**PROVIDED RECORDS**

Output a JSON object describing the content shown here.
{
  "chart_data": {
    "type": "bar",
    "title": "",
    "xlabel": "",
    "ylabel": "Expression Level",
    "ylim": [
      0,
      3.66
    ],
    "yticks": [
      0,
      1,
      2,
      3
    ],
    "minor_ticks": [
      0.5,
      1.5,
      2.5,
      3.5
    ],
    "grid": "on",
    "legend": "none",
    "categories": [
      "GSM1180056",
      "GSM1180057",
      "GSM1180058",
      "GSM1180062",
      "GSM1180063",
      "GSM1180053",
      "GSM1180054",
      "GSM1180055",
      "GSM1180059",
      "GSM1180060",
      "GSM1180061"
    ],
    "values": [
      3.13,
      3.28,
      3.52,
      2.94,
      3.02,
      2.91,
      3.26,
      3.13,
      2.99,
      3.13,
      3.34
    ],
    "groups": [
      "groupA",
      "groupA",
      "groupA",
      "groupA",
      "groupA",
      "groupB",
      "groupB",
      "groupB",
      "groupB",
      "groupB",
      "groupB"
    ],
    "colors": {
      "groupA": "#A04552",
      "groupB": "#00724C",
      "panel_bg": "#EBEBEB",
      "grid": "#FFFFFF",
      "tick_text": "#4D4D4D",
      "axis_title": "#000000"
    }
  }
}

**PROBLEM TO WORK ON**
Repeat the records above in full, character for character.

**SOLUTION TO THE EXERCISE**
Output a JSON object describing the content shown here.
{
  "chart_data": {
    "type": "bar",
    "title": "",
    "xlabel": "",
    "ylabel": "Expression Level",
    "ylim": [
      0,
      3.66
    ],
    "yticks": [
      0,
      1,
      2,
      3
    ],
    "minor_ticks": [
      0.5,
      1.5,
      2.5,
      3.5
    ],
    "grid": "on",
    "legend": "none",
    "categories": [
      "GSM1180056",
      "GSM1180057",
      "GSM1180058",
      "GSM1180062",
      "GSM1180063",
      "GSM1180053",
      "GSM1180054",
      "GSM1180055",
      "GSM1180059",
      "GSM1180060",
      "GSM1180061"
    ],
    "values": [
      3.13,
      3.28,
      3.52,
      2.94,
      3.02,
      2.91,
      3.26,
      3.13,
      2.99,
      3.13,
      3.34
    ],
    "groups": [
      "groupA",
      "groupA",
      "groupA",
      "groupA",
      "groupA",
      "groupB",
      "groupB",
      "groupB",
      "groupB",
      "groupB",
      "groupB"
    ],
    "colors": {
      "groupA": "#A04552",
      "groupB": "#00724C",
      "panel_bg": "#EBEBEB",
      "grid": "#FFFFFF",
      "tick_text": "#4D4D4D",
      "axis_title": "#000000"
    }
  }
}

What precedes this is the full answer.